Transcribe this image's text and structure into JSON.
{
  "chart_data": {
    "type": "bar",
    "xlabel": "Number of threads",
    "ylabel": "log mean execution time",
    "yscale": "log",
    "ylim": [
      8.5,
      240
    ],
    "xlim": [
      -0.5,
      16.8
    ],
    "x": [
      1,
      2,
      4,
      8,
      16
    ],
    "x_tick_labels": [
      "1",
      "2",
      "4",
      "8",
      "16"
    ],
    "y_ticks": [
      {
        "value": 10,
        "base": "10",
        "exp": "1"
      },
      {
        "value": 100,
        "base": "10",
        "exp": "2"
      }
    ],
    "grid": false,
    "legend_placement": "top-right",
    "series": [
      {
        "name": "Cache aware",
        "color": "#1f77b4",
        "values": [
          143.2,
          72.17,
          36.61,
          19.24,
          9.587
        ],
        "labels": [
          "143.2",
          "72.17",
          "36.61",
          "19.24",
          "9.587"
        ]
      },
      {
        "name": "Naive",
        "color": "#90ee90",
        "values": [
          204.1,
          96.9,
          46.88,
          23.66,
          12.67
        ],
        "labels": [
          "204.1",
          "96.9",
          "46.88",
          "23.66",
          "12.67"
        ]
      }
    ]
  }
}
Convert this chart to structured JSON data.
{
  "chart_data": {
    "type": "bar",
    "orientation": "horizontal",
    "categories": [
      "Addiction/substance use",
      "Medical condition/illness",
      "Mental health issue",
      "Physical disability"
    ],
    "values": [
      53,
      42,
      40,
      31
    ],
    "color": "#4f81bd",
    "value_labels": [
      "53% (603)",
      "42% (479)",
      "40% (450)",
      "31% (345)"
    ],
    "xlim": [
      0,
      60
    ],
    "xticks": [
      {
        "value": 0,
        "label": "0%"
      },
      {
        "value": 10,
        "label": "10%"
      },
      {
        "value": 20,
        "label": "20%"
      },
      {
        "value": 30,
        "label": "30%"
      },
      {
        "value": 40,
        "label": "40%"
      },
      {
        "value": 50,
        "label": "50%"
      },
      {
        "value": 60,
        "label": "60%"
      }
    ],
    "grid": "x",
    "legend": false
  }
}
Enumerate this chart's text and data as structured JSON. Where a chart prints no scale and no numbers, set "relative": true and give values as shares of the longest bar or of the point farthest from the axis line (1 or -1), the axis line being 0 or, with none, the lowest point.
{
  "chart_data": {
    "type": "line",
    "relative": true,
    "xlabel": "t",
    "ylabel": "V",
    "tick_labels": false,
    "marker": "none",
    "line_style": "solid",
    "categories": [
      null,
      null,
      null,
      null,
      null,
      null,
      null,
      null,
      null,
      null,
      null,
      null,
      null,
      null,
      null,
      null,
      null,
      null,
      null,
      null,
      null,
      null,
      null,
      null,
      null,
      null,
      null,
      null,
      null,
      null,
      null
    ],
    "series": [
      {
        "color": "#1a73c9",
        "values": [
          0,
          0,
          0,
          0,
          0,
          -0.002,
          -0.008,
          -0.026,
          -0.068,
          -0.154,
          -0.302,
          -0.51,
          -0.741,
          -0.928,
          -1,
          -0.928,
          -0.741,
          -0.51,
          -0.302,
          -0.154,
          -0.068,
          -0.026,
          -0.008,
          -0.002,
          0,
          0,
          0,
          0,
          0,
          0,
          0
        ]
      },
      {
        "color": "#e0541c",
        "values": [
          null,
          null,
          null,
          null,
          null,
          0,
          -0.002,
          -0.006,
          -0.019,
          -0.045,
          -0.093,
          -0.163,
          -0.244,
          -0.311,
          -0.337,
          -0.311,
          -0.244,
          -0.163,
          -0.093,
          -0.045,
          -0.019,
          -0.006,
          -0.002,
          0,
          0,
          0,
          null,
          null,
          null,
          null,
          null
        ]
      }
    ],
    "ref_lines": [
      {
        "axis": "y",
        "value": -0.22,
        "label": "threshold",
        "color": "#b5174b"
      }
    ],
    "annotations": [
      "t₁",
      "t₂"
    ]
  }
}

* [The task]
Output all of the material, please, exactly as it stands.

* [Output for this exercise]
Transcribe this image's text and structure into JSON.
{
  "chart_data": {
    "type": "bar",
    "xlabel": "Number of threads",
    "ylabel": "log mean execution time",
    "yscale": "log",
    "ylim": [
      8.5,
      240
    ],
    "xlim": [
      -0.5,
      16.8
    ],
    "x": [
      1,
      2,
      4,
      8,
      16
    ],
    "x_tick_labels": [
      "1",
      "2",
      "4",
      "8",
      "16"
    ],
    "y_ticks": [
      {
        "value": 10,
        "base": "10",
        "exp": "1"
      },
      {
        "value": 100,
        "base": "10",
        "exp": "2"
      }
    ],
    "grid": false,
    "legend_placement": "top-right",
    "series": [
      {
        "name": "Cache aware",
        "color": "#1f77b4",
        "values": [
          143.2,
          72.17,
          36.61,
          19.24,
          9.587
        ],
        "labels": [
          "143.2",
          "72.17",
          "36.61",
          "19.24",
          "9.587"
        ]
      },
      {
        "name": "Naive",
        "color": "#90ee90",
        "values": [
          204.1,
          96.9,
          46.88,
          23.66,
          12.67
        ],
        "labels": [
          "204.1",
          "96.9",
          "46.88",
          "23.66",
          "12.67"
        ]
      }
    ]
  }
}
Convert this chart to structured JSON data.
{
  "chart_data": {
    "type": "bar",
    "orientation": "horizontal",
    "categories": [
      "Addiction/substance use",
      "Medical condition/illness",
      "Mental health issue",
      "Physical disability"
    ],
    "values": [
      53,
      42,
      40,
      31
    ],
    "color": "#4f81bd",
    "value_labels": [
      "53% (603)",
      "42% (479)",
      "40% (450)",
      "31% (345)"
    ],
    "xlim": [
      0,
      60
    ],
    "xticks": [
      {
        "value": 0,
        "label": "0%"
      },
      {
        "value": 10,
        "label": "10%"
      },
      {
        "value": 20,
        "label": "20%"
      },
      {
        "value": 30,
        "label": "30%"
      },
      {
        "value": 40,
        "label": "40%"
      },
      {
        "value": 50,
        "label": "50%"
      },
      {
        "value": 60,
        "label": "60%"
      }
    ],
    "grid": "x",
    "legend": false
  }
}
Enumerate this chart's text and data as structured JSON. Where a chart prints no scale and no numbers, set "relative": true and give values as shares of the longest bar or of the point farthest from the axis line (1 or -1), the axis line being 0 or, with none, the lowest point.
{
  "chart_data": {
    "type": "line",
    "relative": true,
    "xlabel": "t",
    "ylabel": "V",
    "tick_labels": false,
    "marker": "none",
    "line_style": "solid",
    "categories": [
      null,
      null,
      null,
      null,
      null,
      null,
      null,
      null,
      null,
      null,
      null,
      null,
      null,
      null,
      null,
      null,
      null,
      null,
      null,
      null,
      null,
      null,
      null,
      null,
      null,
      null,
      null,
      null,
      null,
      null,
      null
    ],
    "series": [
      {
        "color": "#1a73c9",
        "values": [
          0,
          0,
          0,
          0,
          0,
          -0.002,
          -0.008,
          -0.026,
          -0.068,
          -0.154,
          -0.302,
          -0.51,
          -0.741,
          -0.928,
          -1,
          -0.928,
          -0.741,
          -0.51,
          -0.302,
          -0.154,
          -0.068,
          -0.026,
          -0.008,
          -0.002,
          0,
          0,
          0,
          0,
          0,
          0,
          0
        ]
      },
      {
        "color": "#e0541c",
        "values": [
          null,
          null,
          null,
          null,
          null,
          0,
          -0.002,
          -0.006,
          -0.019,
          -0.045,
          -0.093,
          -0.163,
          -0.244,
          -0.311,
          -0.337,
          -0.311,
          -0.244,
          -0.163,
          -0.093,
          -0.045,
          -0.019,
          -0.006,
          -0.002,
          0,
          0,
          0,
          null,
          null,
          null,
          null,
          null
        ]
      }
    ],
    "ref_lines": [
      {
        "axis": "y",
        "value": -0.22,
        "label": "threshold",
        "color": "#b5174b"
      }
    ],
    "annotations": [
      "t₁",
      "t₂"
    ]
  }
}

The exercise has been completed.